Your task is to repeat the lines below exactly, excluding any pictures they contain.

Record set:
******************************
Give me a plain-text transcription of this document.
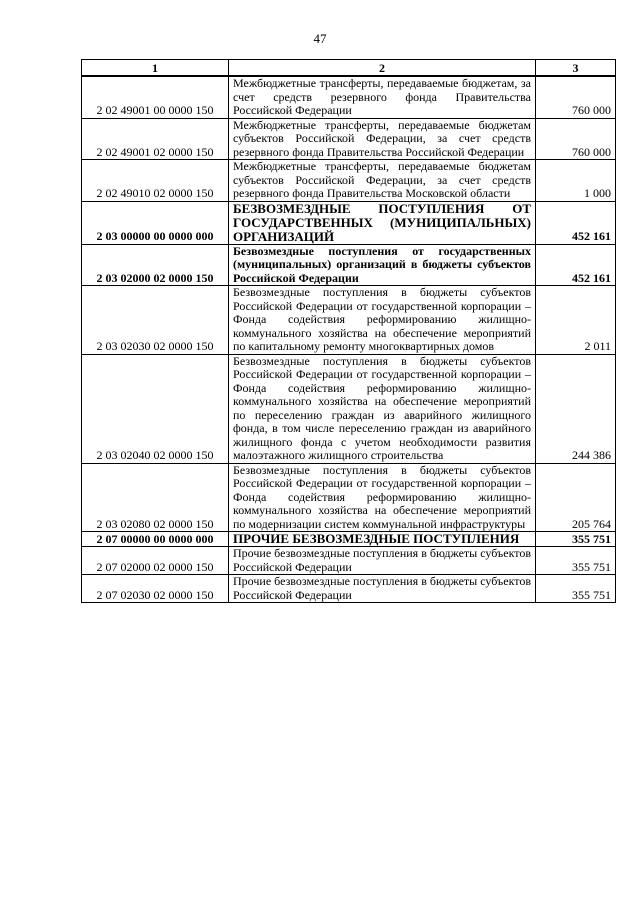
47
1	2	3
2 02 49001 00 0000 150	Межбюджетные трансферты, передаваемые бюджетам, за счет средств резервного фонда Правительства Российской Федерации	760 000
2 02 49001 02 0000 150	Межбюджетные трансферты, передаваемые бюджетам субъектов Российской Федерации, за счет средств резервного фонда Правительства Российской Федерации	760 000
2 02 49010 02 0000 150	Межбюджетные трансферты, передаваемые бюджетам субъектов Российской Федерации, за счет средств резервного фонда Правительства Московской области	1 000
2 03 00000 00 0000 000	БЕЗВОЗМЕЗДНЫЕ ПОСТУПЛЕНИЯ ОТ ГОСУДАРСТВЕННЫХ (МУНИЦИПАЛЬНЫХ) ОРГАНИЗАЦИЙ	452 161
2 03 02000 02 0000 150	Безвозмездные поступления от государственных (муниципальных) организаций в бюджеты субъектов Российской Федерации	452 161
2 03 02030 02 0000 150	Безвозмездные поступления в бюджеты субъектов Российской Федерации от государственной корпорации – Фонда содействия реформированию жилищно-коммунального хозяйства на обеспечение мероприятий по капитальному ремонту многоквартирных домов	2 011
2 03 02040 02 0000 150	Безвозмездные поступления в бюджеты субъектов Российской Федерации от государственной корпорации – Фонда содействия реформированию жилищно-коммунального хозяйства на обеспечение мероприятий по переселению граждан из аварийного жилищного фонда, в том числе переселению граждан из аварийного жилищного фонда с учетом необходимости развития малоэтажного жилищного строительства	244 386
2 03 02080 02 0000 150	Безвозмездные поступления в бюджеты субъектов Российской Федерации от государственной корпорации – Фонда содействия реформированию жилищно-коммунального хозяйства на обеспечение мероприятий по модернизации систем коммунальной инфраструктуры	205 764
2 07 00000 00 0000 000	ПРОЧИЕ БЕЗВОЗМЕЗДНЫЕ ПОСТУПЛЕНИЯ	355 751
2 07 02000 02 0000 150	Прочие безвозмездные поступления в бюджеты субъектов Российской Федерации	355 751
2 07 02030 02 0000 150	Прочие безвозмездные поступления в бюджеты субъектов Российской Федерации	355 751
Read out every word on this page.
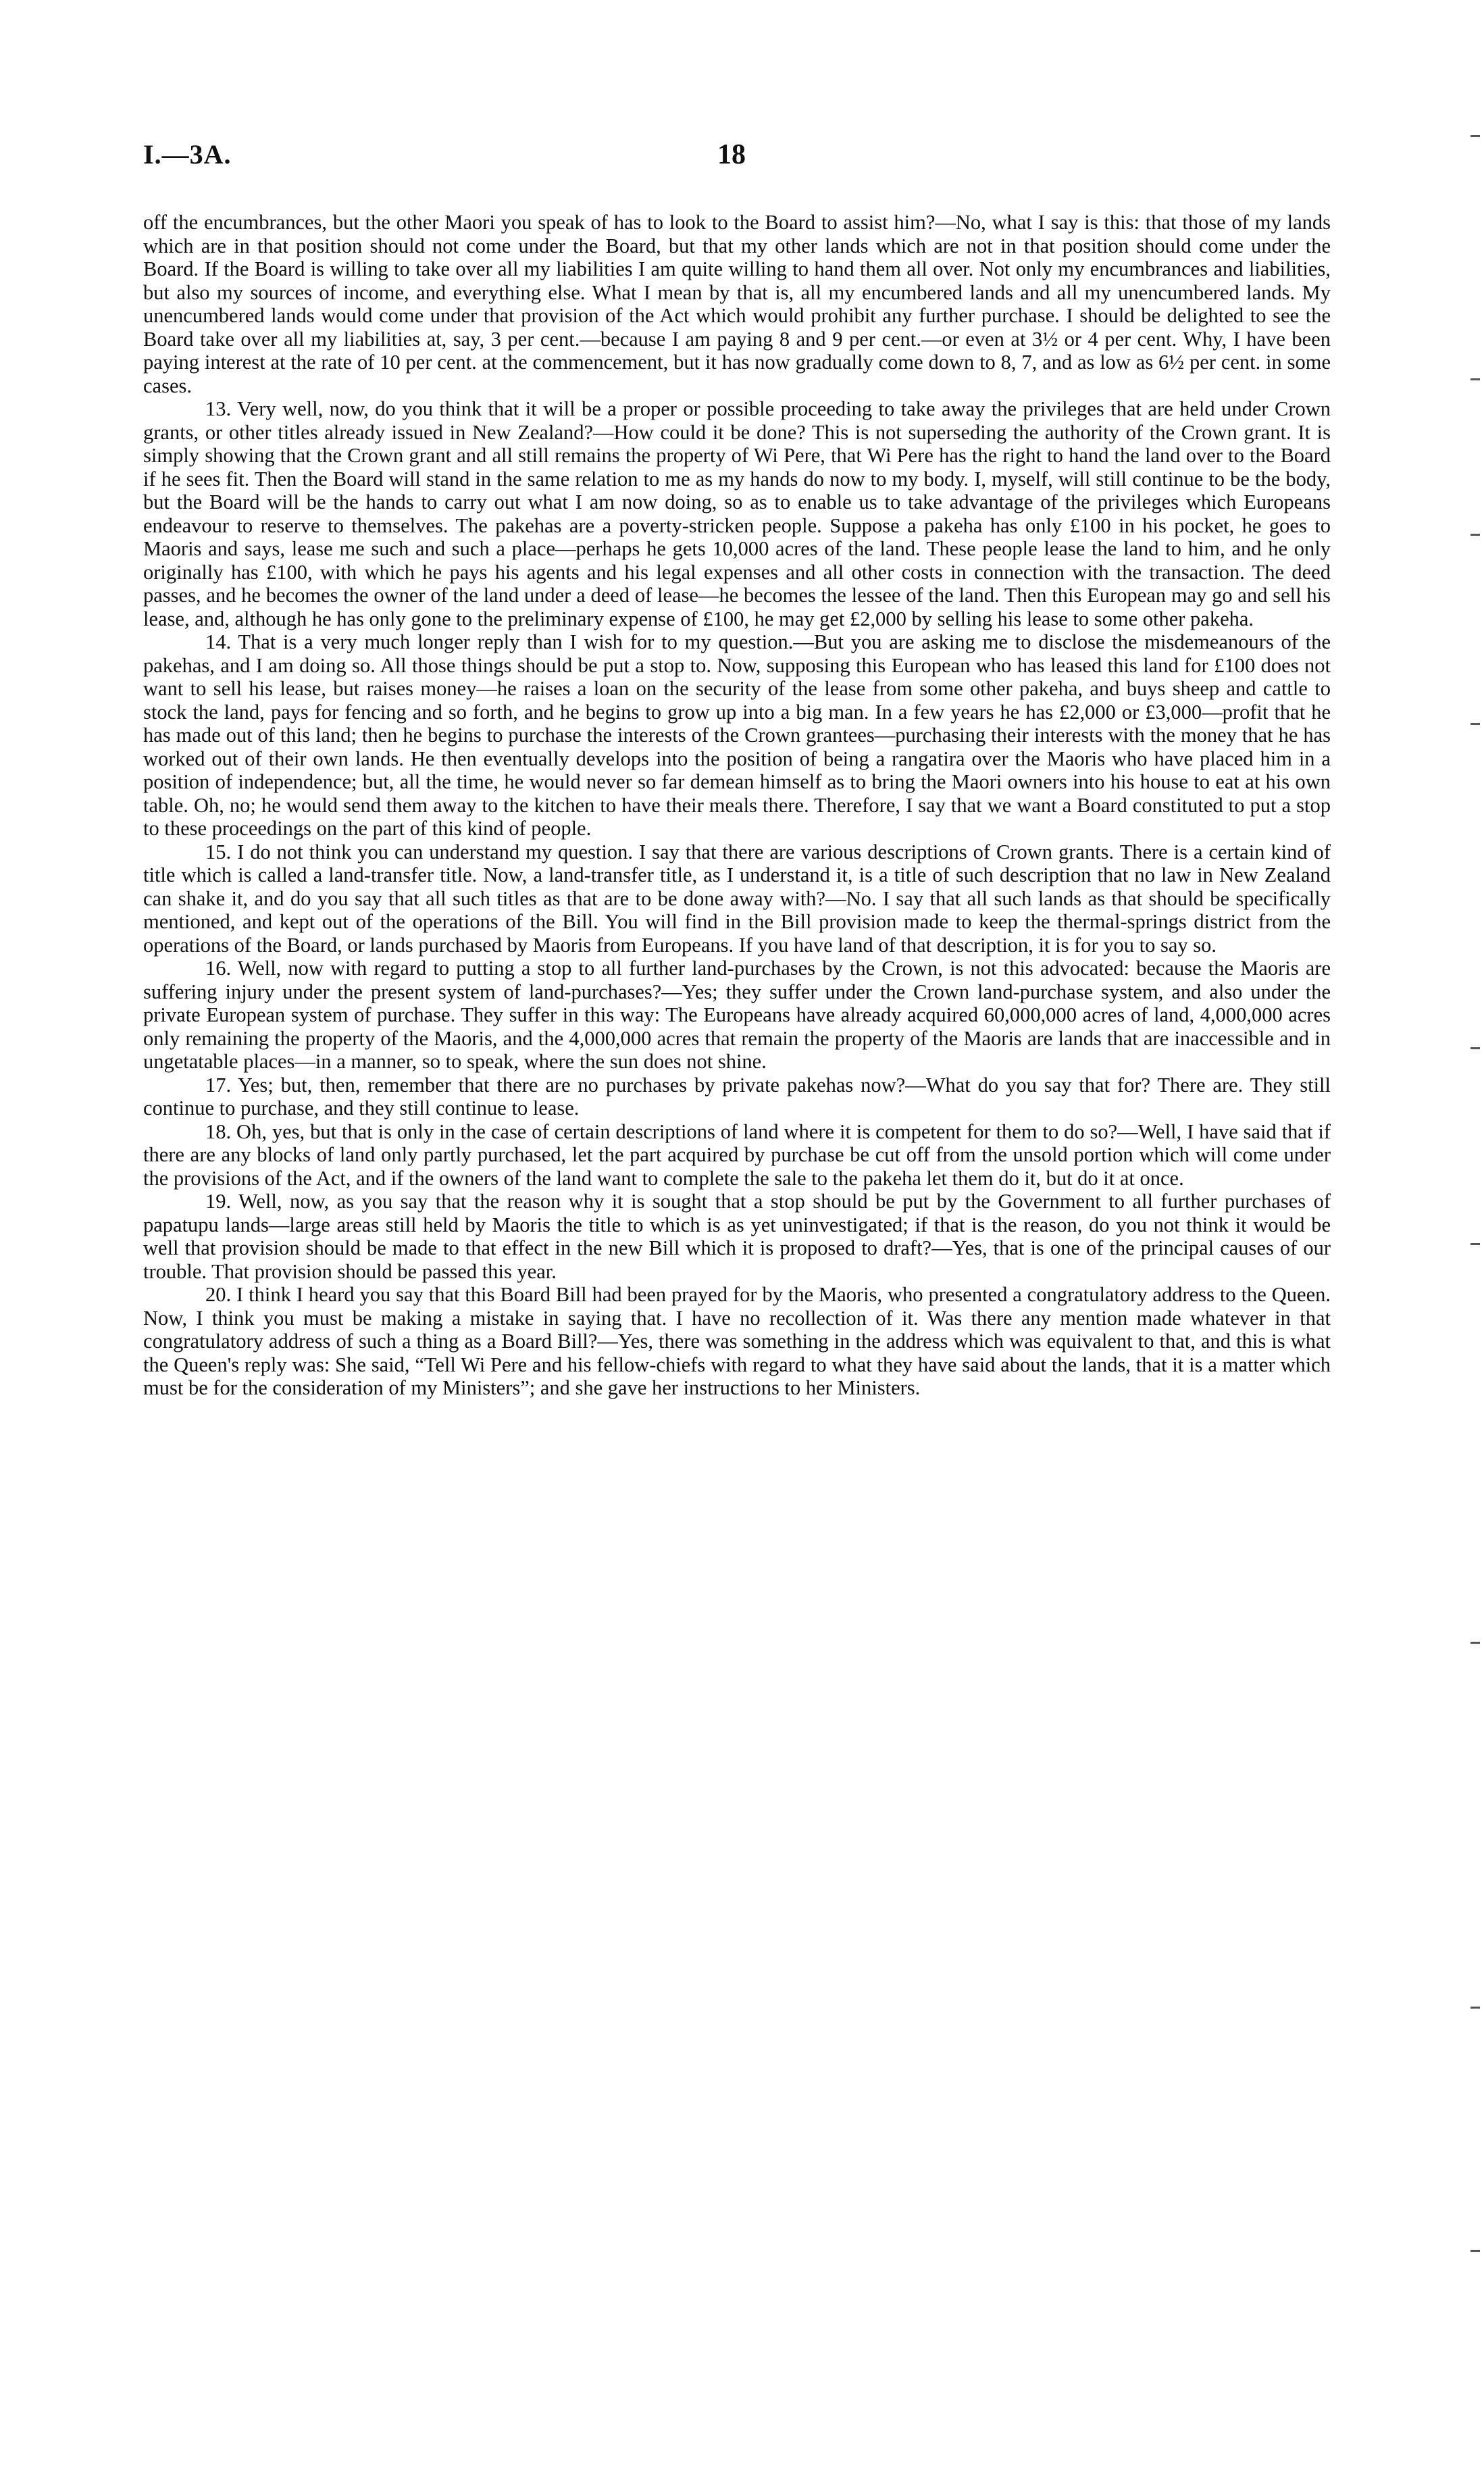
I.—3A.	18

off the encumbrances, but the other Maori you speak of has to look to the Board to assist him?—No, what I say is this: that those of my lands which are in that position should not come under the Board, but that my other lands which are not in that position should come under the Board. If the Board is willing to take over all my liabilities I am quite willing to hand them all over. Not only my encumbrances and liabilities, but also my sources of income, and everything else. What I mean by that is, all my encumbered lands and all my unencumbered lands. My unencumbered lands would come under that provision of the Act which would prohibit any further purchase. I should be delighted to see the Board take over all my liabilities at, say, 3 per cent.—because I am paying 8 and 9 per cent.—or even at 3½ or 4 per cent. Why, I have been paying interest at the rate of 10 per cent. at the commencement, but it has now gradually come down to 8, 7, and as low as 6½ per cent. in some cases.

13. Very well, now, do you think that it will be a proper or possible proceeding to take away the privileges that are held under Crown grants, or other titles already issued in New Zealand?—How could it be done? This is not superseding the authority of the Crown grant. It is simply showing that the Crown grant and all still remains the property of Wi Pere, that Wi Pere has the right to hand the land over to the Board if he sees fit. Then the Board will stand in the same relation to me as my hands do now to my body. I, myself, will still continue to be the body, but the Board will be the hands to carry out what I am now doing, so as to enable us to take advantage of the privileges which Europeans endeavour to reserve to themselves. The pakehas are a poverty-stricken people. Suppose a pakeha has only £100 in his pocket, he goes to Maoris and says, lease me such and such a place—perhaps he gets 10,000 acres of the land. These people lease the land to him, and he only originally has £100, with which he pays his agents and his legal expenses and all other costs in connection with the transaction. The deed passes, and he becomes the owner of the land under a deed of lease—he becomes the lessee of the land. Then this European may go and sell his lease, and, although he has only gone to the preliminary expense of £100, he may get £2,000 by selling his lease to some other pakeha.

14. That is a very much longer reply than I wish for to my question.—But you are asking me to disclose the misdemeanours of the pakehas, and I am doing so. All those things should be put a stop to. Now, supposing this European who has leased this land for £100 does not want to sell his lease, but raises money—he raises a loan on the security of the lease from some other pakeha, and buys sheep and cattle to stock the land, pays for fencing and so forth, and he begins to grow up into a big man. In a few years he has £2,000 or £3,000—profit that he has made out of this land; then he begins to purchase the interests of the Crown grantees—purchasing their interests with the money that he has worked out of their own lands. He then eventually develops into the position of being a rangatira over the Maoris who have placed him in a position of independence; but, all the time, he would never so far demean himself as to bring the Maori owners into his house to eat at his own table. Oh, no; he would send them away to the kitchen to have their meals there. Therefore, I say that we want a Board constituted to put a stop to these proceedings on the part of this kind of people.

15. I do not think you can understand my question. I say that there are various descriptions of Crown grants. There is a certain kind of title which is called a land-transfer title. Now, a land-transfer title, as I understand it, is a title of such description that no law in New Zealand can shake it, and do you say that all such titles as that are to be done away with?—No. I say that all such lands as that should be specifically mentioned, and kept out of the operations of the Bill. You will find in the Bill provision made to keep the thermal-springs district from the operations of the Board, or lands purchased by Maoris from Europeans. If you have land of that description, it is for you to say so.

16. Well, now with regard to putting a stop to all further land-purchases by the Crown, is not this advocated: because the Maoris are suffering injury under the present system of land-purchases?—Yes; they suffer under the Crown land-purchase system, and also under the private European system of purchase. They suffer in this way: The Europeans have already acquired 60,000,000 acres of land, 4,000,000 acres only remaining the property of the Maoris, and the 4,000,000 acres that remain the property of the Maoris are lands that are inaccessible and in ungetatable places—in a manner, so to speak, where the sun does not shine.

17. Yes; but, then, remember that there are no purchases by private pakehas now?—What do you say that for? There are. They still continue to purchase, and they still continue to lease.

18. Oh, yes, but that is only in the case of certain descriptions of land where it is competent for them to do so?—Well, I have said that if there are any blocks of land only partly purchased, let the part acquired by purchase be cut off from the unsold portion which will come under the provisions of the Act, and if the owners of the land want to complete the sale to the pakeha let them do it, but do it at once.

19. Well, now, as you say that the reason why it is sought that a stop should be put by the Government to all further purchases of papatupu lands—large areas still held by Maoris the title to which is as yet uninvestigated; if that is the reason, do you not think it would be well that provision should be made to that effect in the new Bill which it is proposed to draft?—Yes, that is one of the principal causes of our trouble. That provision should be passed this year.

20. I think I heard you say that this Board Bill had been prayed for by the Maoris, who presented a congratulatory address to the Queen. Now, I think you must be making a mistake in saying that. I have no recollection of it. Was there any mention made whatever in that congratulatory address of such a thing as a Board Bill?—Yes, there was something in the address which was equivalent to that, and this is what the Queen's reply was: She said, “Tell Wi Pere and his fellow-chiefs with regard to what they have said about the lands, that it is a matter which must be for the consideration of my Ministers”; and she gave her instructions to her Ministers.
******************************
Task output:
Give me a plain-text transcription of this document.
47
1	2	3
2 02 49001 00 0000 150	Межбюджетные трансферты, передаваемые бюджетам, за счет средств резервного фонда Правительства Российской Федерации	760 000
2 02 49001 02 0000 150	Межбюджетные трансферты, передаваемые бюджетам субъектов Российской Федерации, за счет средств резервного фонда Правительства Российской Федерации	760 000
2 02 49010 02 0000 150	Межбюджетные трансферты, передаваемые бюджетам субъектов Российской Федерации, за счет средств резервного фонда Правительства Московской области	1 000
2 03 00000 00 0000 000	БЕЗВОЗМЕЗДНЫЕ ПОСТУПЛЕНИЯ ОТ ГОСУДАРСТВЕННЫХ (МУНИЦИПАЛЬНЫХ) ОРГАНИЗАЦИЙ	452 161
2 03 02000 02 0000 150	Безвозмездные поступления от государственных (муниципальных) организаций в бюджеты субъектов Российской Федерации	452 161
2 03 02030 02 0000 150	Безвозмездные поступления в бюджеты субъектов Российской Федерации от государственной корпорации – Фонда содействия реформированию жилищно-коммунального хозяйства на обеспечение мероприятий по капитальному ремонту многоквартирных домов	2 011
2 03 02040 02 0000 150	Безвозмездные поступления в бюджеты субъектов Российской Федерации от государственной корпорации – Фонда содействия реформированию жилищно-коммунального хозяйства на обеспечение мероприятий по переселению граждан из аварийного жилищного фонда, в том числе переселению граждан из аварийного жилищного фонда с учетом необходимости развития малоэтажного жилищного строительства	244 386
2 03 02080 02 0000 150	Безвозмездные поступления в бюджеты субъектов Российской Федерации от государственной корпорации – Фонда содействия реформированию жилищно-коммунального хозяйства на обеспечение мероприятий по модернизации систем коммунальной инфраструктуры	205 764
2 07 00000 00 0000 000	ПРОЧИЕ БЕЗВОЗМЕЗДНЫЕ ПОСТУПЛЕНИЯ	355 751
2 07 02000 02 0000 150	Прочие безвозмездные поступления в бюджеты субъектов Российской Федерации	355 751
2 07 02030 02 0000 150	Прочие безвозмездные поступления в бюджеты субъектов Российской Федерации	355 751
Read out every word on this page.
I.—3A.	18

off the encumbrances, but the other Maori you speak of has to look to the Board to assist him?—No, what I say is this: that those of my lands which are in that position should not come under the Board, but that my other lands which are not in that position should come under the Board. If the Board is willing to take over all my liabilities I am quite willing to hand them all over. Not only my encumbrances and liabilities, but also my sources of income, and everything else. What I mean by that is, all my encumbered lands and all my unencumbered lands. My unencumbered lands would come under that provision of the Act which would prohibit any further purchase. I should be delighted to see the Board take over all my liabilities at, say, 3 per cent.—because I am paying 8 and 9 per cent.—or even at 3½ or 4 per cent. Why, I have been paying interest at the rate of 10 per cent. at the commencement, but it has now gradually come down to 8, 7, and as low as 6½ per cent. in some cases.

13. Very well, now, do you think that it will be a proper or possible proceeding to take away the privileges that are held under Crown grants, or other titles already issued in New Zealand?—How could it be done? This is not superseding the authority of the Crown grant. It is simply showing that the Crown grant and all still remains the property of Wi Pere, that Wi Pere has the right to hand the land over to the Board if he sees fit. Then the Board will stand in the same relation to me as my hands do now to my body. I, myself, will still continue to be the body, but the Board will be the hands to carry out what I am now doing, so as to enable us to take advantage of the privileges which Europeans endeavour to reserve to themselves. The pakehas are a poverty-stricken people. Suppose a pakeha has only £100 in his pocket, he goes to Maoris and says, lease me such and such a place—perhaps he gets 10,000 acres of the land. These people lease the land to him, and he only originally has £100, with which he pays his agents and his legal expenses and all other costs in connection with the transaction. The deed passes, and he becomes the owner of the land under a deed of lease—he becomes the lessee of the land. Then this European may go and sell his lease, and, although he has only gone to the preliminary expense of £100, he may get £2,000 by selling his lease to some other pakeha.

14. That is a very much longer reply than I wish for to my question.—But you are asking me to disclose the misdemeanours of the pakehas, and I am doing so. All those things should be put a stop to. Now, supposing this European who has leased this land for £100 does not want to sell his lease, but raises money—he raises a loan on the security of the lease from some other pakeha, and buys sheep and cattle to stock the land, pays for fencing and so forth, and he begins to grow up into a big man. In a few years he has £2,000 or £3,000—profit that he has made out of this land; then he begins to purchase the interests of the Crown grantees—purchasing their interests with the money that he has worked out of their own lands. He then eventually develops into the position of being a rangatira over the Maoris who have placed him in a position of independence; but, all the time, he would never so far demean himself as to bring the Maori owners into his house to eat at his own table. Oh, no; he would send them away to the kitchen to have their meals there. Therefore, I say that we want a Board constituted to put a stop to these proceedings on the part of this kind of people.

15. I do not think you can understand my question. I say that there are various descriptions of Crown grants. There is a certain kind of title which is called a land-transfer title. Now, a land-transfer title, as I understand it, is a title of such description that no law in New Zealand can shake it, and do you say that all such titles as that are to be done away with?—No. I say that all such lands as that should be specifically mentioned, and kept out of the operations of the Bill. You will find in the Bill provision made to keep the thermal-springs district from the operations of the Board, or lands purchased by Maoris from Europeans. If you have land of that description, it is for you to say so.

16. Well, now with regard to putting a stop to all further land-purchases by the Crown, is not this advocated: because the Maoris are suffering injury under the present system of land-purchases?—Yes; they suffer under the Crown land-purchase system, and also under the private European system of purchase. They suffer in this way: The Europeans have already acquired 60,000,000 acres of land, 4,000,000 acres only remaining the property of the Maoris, and the 4,000,000 acres that remain the property of the Maoris are lands that are inaccessible and in ungetatable places—in a manner, so to speak, where the sun does not shine.

17. Yes; but, then, remember that there are no purchases by private pakehas now?—What do you say that for? There are. They still continue to purchase, and they still continue to lease.

18. Oh, yes, but that is only in the case of certain descriptions of land where it is competent for them to do so?—Well, I have said that if there are any blocks of land only partly purchased, let the part acquired by purchase be cut off from the unsold portion which will come under the provisions of the Act, and if the owners of the land want to complete the sale to the pakeha let them do it, but do it at once.

19. Well, now, as you say that the reason why it is sought that a stop should be put by the Government to all further purchases of papatupu lands—large areas still held by Maoris the title to which is as yet uninvestigated; if that is the reason, do you not think it would be well that provision should be made to that effect in the new Bill which it is proposed to draft?—Yes, that is one of the principal causes of our trouble. That provision should be passed this year.

20. I think I heard you say that this Board Bill had been prayed for by the Maoris, who presented a congratulatory address to the Queen. Now, I think you must be making a mistake in saying that. I have no recollection of it. Was there any mention made whatever in that congratulatory address of such a thing as a Board Bill?—Yes, there was something in the address which was equivalent to that, and this is what the Queen's reply was: She said, “Tell Wi Pere and his fellow-chiefs with regard to what they have said about the lands, that it is a matter which must be for the consideration of my Ministers”; and she gave her instructions to her Ministers.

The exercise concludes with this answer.